What needs to be done: Do any lines in the data below contain "this"? If so, copy every one of them.

[Dataset excerpts]
· · · · ·

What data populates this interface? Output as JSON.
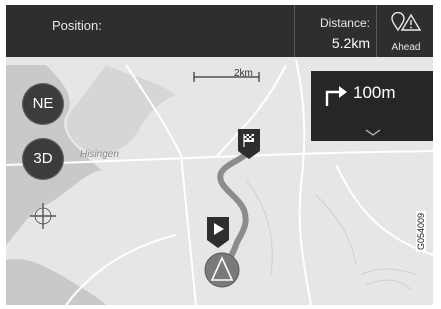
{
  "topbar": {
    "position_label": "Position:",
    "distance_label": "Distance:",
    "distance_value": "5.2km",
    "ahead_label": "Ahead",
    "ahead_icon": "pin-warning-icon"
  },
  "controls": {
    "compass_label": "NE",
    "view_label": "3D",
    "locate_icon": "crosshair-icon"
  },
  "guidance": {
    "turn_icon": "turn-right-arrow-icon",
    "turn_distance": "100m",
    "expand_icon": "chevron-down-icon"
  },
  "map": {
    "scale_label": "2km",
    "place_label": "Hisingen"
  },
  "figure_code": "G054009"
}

· · · · ·

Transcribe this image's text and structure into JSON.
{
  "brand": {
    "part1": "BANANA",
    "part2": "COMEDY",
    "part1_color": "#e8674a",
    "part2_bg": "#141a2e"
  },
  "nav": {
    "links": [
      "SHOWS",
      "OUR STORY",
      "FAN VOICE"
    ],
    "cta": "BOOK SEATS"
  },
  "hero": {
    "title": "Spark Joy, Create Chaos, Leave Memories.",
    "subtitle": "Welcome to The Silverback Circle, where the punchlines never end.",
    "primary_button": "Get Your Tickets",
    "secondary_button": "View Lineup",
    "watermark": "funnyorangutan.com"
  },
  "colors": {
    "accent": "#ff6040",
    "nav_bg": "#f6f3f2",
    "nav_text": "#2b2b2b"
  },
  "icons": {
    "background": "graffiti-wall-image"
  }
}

· · · · ·

Solution to the exercise:
What data populates this interface? Output as JSON.
Transcribe this image's text and structure into JSON.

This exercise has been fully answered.